■ CONSIGNES DE L'EXERCICE:
1. Répondez aux questions suivantes à l'aide du texte sur le château de Stéphane Bern.
(a) En quelle année Stéphane Bern a-t-il acheté l'ancien Collège royal et militaire de Thiron-Gardais ?
(b) Combien de travailleurs le chantier de rénovation a-t-il mobilisés ?
(c) Sur combien d'années Stéphane Bern doit-il rembourser sa dette ?
2. Citez fidèlement le passage du texte sur le château de Stéphane Bern qui va de « Les coûts de » jusqu'à « défi financier majeur. ».

■ EXTRAIT DU TEXTE:
★ ★ ★ ★ ★ ★ ★

Stéphane Bern et l’achat du château dans le Perche
En 2012, Stéphane Bern a acheté l’ancien Collège royal et militaire de Thiron-Gardais, dans le Perche, en Eure-et-Loir. Son objectif principal était de préserver un monument historique remarquable. L’animateur de Secrets d’histoire expliquait qu’il ne pensait pas vivre dans ce lieu, qu’il qualifiait de “son plus beau village”. Il était profondément attaché à cette commune.
Les coûts de la restauration et le dépassement du budget initial
Malgré une acquisition à un prix modique de seulement 300 000 euros, la réalité a été tout autre. La rénovation du château a nécessité un investissement bien plus important. Le chantier, qui a mobilisé une soixantaine de travailleurs, a finalement coûté près de 4 millions d’euros. Ce montant a largement dépassé ses prévisions et a transformé un rêve patrimonial en un défi financier majeur.
Les sacrifices financiers de Stéphane Bern
Stéphane Bern a évoqué les lourdes conséquences économiques de ce projet. En avril 2023, il confiait au Parisien avoir contracté une dette importante pour financer les travaux. Il a précisé qu’il avait refusé toute aide publique, préférant financer seul la restauration. Il expliquait : “Je me suis endetté au-delà de mes capacités : 4 millions d’euros à rembourser sur 25 ans. Tout mon argent y passe, mes droits d’auteur, l’argent des émissions. Ici, c’est un peu le tonneau des Danaïdes.”

★ ★ ★ ★ ★ ★ ★

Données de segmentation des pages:

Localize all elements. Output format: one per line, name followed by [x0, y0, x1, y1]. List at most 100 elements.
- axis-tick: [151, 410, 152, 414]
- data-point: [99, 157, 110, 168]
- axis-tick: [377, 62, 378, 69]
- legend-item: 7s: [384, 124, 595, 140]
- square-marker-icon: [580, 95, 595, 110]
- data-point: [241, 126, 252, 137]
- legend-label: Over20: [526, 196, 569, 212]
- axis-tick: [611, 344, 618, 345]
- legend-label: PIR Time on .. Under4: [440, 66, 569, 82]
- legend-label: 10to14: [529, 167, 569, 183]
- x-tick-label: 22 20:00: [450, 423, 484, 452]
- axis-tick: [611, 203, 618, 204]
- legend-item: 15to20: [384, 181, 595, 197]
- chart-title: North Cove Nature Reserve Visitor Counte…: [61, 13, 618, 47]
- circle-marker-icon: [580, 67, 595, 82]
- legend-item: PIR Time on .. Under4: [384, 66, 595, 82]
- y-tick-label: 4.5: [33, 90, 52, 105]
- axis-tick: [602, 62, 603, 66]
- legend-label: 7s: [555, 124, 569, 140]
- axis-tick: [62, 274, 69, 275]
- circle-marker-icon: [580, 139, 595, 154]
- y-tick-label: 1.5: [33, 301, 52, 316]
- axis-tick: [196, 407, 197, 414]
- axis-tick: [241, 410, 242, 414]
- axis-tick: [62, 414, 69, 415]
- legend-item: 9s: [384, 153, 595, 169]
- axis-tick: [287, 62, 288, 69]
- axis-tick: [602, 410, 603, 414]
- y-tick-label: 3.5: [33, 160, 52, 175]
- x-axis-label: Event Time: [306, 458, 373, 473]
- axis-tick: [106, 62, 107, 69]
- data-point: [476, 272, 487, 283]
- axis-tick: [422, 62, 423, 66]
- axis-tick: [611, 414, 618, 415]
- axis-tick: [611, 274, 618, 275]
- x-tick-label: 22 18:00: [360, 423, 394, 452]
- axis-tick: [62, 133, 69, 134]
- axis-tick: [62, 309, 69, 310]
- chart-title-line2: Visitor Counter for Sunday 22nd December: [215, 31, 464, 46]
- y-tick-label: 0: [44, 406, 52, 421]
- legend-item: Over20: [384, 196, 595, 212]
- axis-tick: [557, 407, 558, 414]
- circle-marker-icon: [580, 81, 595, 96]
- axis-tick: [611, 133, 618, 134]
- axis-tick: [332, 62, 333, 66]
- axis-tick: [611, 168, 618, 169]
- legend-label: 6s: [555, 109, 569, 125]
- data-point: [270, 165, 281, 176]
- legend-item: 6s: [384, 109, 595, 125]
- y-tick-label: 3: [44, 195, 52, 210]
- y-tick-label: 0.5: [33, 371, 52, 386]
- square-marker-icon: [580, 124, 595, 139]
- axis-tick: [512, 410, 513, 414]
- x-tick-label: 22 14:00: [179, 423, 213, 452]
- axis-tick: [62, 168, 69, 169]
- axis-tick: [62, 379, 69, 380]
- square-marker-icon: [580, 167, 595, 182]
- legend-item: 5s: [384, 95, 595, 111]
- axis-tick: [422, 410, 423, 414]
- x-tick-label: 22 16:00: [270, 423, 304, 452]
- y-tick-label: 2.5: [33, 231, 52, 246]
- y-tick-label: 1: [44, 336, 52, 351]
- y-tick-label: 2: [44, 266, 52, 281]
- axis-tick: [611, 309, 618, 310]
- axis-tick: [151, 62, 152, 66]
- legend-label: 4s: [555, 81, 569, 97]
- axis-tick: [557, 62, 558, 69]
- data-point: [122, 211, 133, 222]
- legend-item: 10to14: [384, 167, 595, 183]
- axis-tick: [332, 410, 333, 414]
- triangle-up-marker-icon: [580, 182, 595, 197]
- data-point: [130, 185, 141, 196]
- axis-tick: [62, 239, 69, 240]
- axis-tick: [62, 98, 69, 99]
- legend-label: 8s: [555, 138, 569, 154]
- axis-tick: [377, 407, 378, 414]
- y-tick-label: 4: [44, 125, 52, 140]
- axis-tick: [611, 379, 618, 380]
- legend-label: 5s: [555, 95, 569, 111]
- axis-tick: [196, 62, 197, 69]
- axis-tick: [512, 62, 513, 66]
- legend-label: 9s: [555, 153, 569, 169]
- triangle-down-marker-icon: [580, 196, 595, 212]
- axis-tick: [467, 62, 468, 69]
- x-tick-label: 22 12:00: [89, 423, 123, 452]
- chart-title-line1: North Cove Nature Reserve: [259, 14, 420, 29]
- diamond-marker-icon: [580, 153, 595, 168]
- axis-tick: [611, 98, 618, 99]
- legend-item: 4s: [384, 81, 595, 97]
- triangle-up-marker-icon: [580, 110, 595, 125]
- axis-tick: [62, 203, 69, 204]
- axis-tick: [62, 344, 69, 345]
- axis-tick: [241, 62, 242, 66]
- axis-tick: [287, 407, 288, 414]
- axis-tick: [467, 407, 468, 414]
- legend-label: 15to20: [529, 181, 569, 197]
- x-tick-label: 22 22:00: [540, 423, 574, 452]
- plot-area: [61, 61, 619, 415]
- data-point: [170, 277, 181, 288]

★ ★ ★ ★ ★ ★ ★

■ VOS RÉPONSES RÉDIGÉES:
1.
(a) Il l'a acheté en 2012.
(b) Le chantier a mobilisé une soixantaine de travailleurs.
(c) Il doit rembourser sa dette sur 25 ans.

2.
Les coûts de la restauration et le dépassement du budget initial
Malgré une acquisition à un prix modique de seulement 300 000 euros, la réalité a été tout autre. La rénovation du château a nécessité un investissement bien plus important. Le chantier, qui a mobilisé une soixantaine de travailleurs, a finalement coûté près de 4 millions d’euros. Ce montant a largement dépassé ses prévisions et a transformé un rêve patrimonial en un défi financier majeur.